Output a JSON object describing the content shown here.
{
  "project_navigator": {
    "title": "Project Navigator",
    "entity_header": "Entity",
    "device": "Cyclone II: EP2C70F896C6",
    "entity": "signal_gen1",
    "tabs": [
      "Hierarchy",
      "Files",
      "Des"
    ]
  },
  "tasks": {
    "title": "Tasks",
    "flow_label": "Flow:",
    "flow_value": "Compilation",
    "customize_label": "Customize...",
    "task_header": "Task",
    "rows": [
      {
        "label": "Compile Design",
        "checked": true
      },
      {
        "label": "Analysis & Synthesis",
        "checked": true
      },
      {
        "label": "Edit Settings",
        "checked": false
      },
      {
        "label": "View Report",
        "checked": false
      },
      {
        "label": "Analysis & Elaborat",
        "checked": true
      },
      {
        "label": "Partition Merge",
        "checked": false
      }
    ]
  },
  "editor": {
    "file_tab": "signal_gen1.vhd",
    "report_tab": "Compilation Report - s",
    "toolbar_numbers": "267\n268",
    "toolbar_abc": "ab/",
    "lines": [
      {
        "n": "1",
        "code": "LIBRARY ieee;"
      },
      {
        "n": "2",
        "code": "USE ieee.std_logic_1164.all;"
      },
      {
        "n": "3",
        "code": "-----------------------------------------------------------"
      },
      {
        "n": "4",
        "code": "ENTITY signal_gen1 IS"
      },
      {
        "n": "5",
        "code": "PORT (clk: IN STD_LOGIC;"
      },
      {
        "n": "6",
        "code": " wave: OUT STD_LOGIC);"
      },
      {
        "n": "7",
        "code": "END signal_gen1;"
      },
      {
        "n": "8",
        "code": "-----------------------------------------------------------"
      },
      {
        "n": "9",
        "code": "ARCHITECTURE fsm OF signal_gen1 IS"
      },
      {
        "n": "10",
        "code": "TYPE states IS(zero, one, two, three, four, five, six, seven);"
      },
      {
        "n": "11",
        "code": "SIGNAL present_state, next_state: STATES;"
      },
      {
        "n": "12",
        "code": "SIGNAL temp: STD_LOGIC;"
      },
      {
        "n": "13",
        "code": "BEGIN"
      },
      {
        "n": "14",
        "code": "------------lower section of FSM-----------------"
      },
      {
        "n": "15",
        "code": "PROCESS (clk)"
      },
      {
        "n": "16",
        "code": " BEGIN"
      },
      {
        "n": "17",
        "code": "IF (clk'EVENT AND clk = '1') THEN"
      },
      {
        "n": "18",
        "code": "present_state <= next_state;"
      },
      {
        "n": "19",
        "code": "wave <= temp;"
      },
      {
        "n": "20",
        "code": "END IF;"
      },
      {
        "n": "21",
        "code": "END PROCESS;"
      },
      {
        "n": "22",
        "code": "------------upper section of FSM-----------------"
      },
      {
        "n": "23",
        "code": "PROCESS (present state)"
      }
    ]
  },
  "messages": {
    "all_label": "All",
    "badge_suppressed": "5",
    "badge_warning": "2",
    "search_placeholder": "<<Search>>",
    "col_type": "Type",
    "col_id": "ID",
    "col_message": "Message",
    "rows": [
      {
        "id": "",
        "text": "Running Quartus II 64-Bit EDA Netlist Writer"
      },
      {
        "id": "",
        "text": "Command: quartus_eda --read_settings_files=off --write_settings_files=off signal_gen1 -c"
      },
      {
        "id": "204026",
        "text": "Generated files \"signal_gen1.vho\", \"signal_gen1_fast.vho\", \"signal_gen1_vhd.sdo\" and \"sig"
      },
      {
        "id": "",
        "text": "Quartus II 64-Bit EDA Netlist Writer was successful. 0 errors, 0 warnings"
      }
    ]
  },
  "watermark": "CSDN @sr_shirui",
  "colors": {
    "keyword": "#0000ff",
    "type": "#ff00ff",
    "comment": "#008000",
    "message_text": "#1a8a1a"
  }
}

TASK GOAL
Search the data for the string "Report" and copy each line where it appears.

REPLY TO THE EXERCISE
        "label": "View Report",
    "report_tab": "Compilation Report - s",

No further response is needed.